##### Dataset #####

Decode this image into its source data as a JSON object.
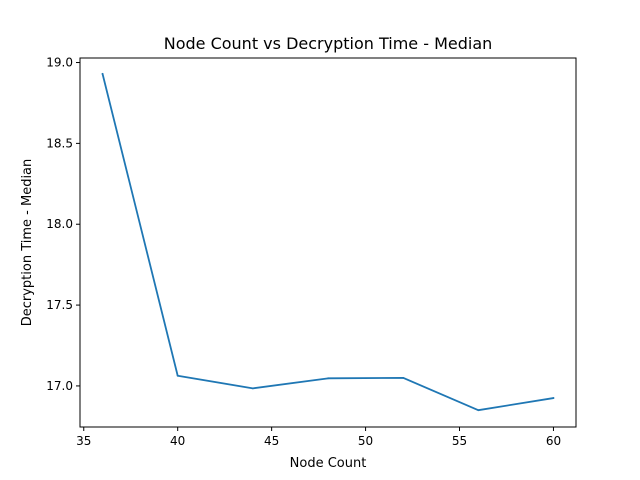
{
  "chart_data": {
    "type": "line",
    "title": "Node Count vs Decryption Time - Median",
    "xlabel": "Node Count",
    "ylabel": "Decryption Time - Median",
    "xlim": [
      34.8,
      61.2
    ],
    "ylim": [
      16.746,
      19.028
    ],
    "xticks": [
      35,
      40,
      45,
      50,
      55,
      60
    ],
    "xtick_labels": [
      "35",
      "40",
      "45",
      "50",
      "55",
      "60"
    ],
    "yticks": [
      17.0,
      17.5,
      18.0,
      18.5,
      19.0
    ],
    "ytick_labels": [
      "17.0",
      "17.5",
      "18.0",
      "18.5",
      "19.0"
    ],
    "grid": false,
    "series": [
      {
        "color": "#1f77b4",
        "x": [
          36,
          40,
          44,
          48,
          52,
          56,
          60
        ],
        "y": [
          18.93,
          17.063,
          16.985,
          17.047,
          17.05,
          16.85,
          16.925
        ]
      }
    ]
  }
}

#####

§ **Required task**
Reproduce the material in full, word for word, and omit the pictures.

§ **Complete output**
Decode this image into its source data as a JSON object.
{
  "chart_data": {
    "type": "line",
    "title": "Node Count vs Decryption Time - Median",
    "xlabel": "Node Count",
    "ylabel": "Decryption Time - Median",
    "xlim": [
      34.8,
      61.2
    ],
    "ylim": [
      16.746,
      19.028
    ],
    "xticks": [
      35,
      40,
      45,
      50,
      55,
      60
    ],
    "xtick_labels": [
      "35",
      "40",
      "45",
      "50",
      "55",
      "60"
    ],
    "yticks": [
      17.0,
      17.5,
      18.0,
      18.5,
      19.0
    ],
    "ytick_labels": [
      "17.0",
      "17.5",
      "18.0",
      "18.5",
      "19.0"
    ],
    "grid": false,
    "series": [
      {
        "color": "#1f77b4",
        "x": [
          36,
          40,
          44,
          48,
          52,
          56,
          60
        ],
        "y": [
          18.93,
          17.063,
          16.985,
          17.047,
          17.05,
          16.85,
          16.925
        ]
      }
    ]
  }
}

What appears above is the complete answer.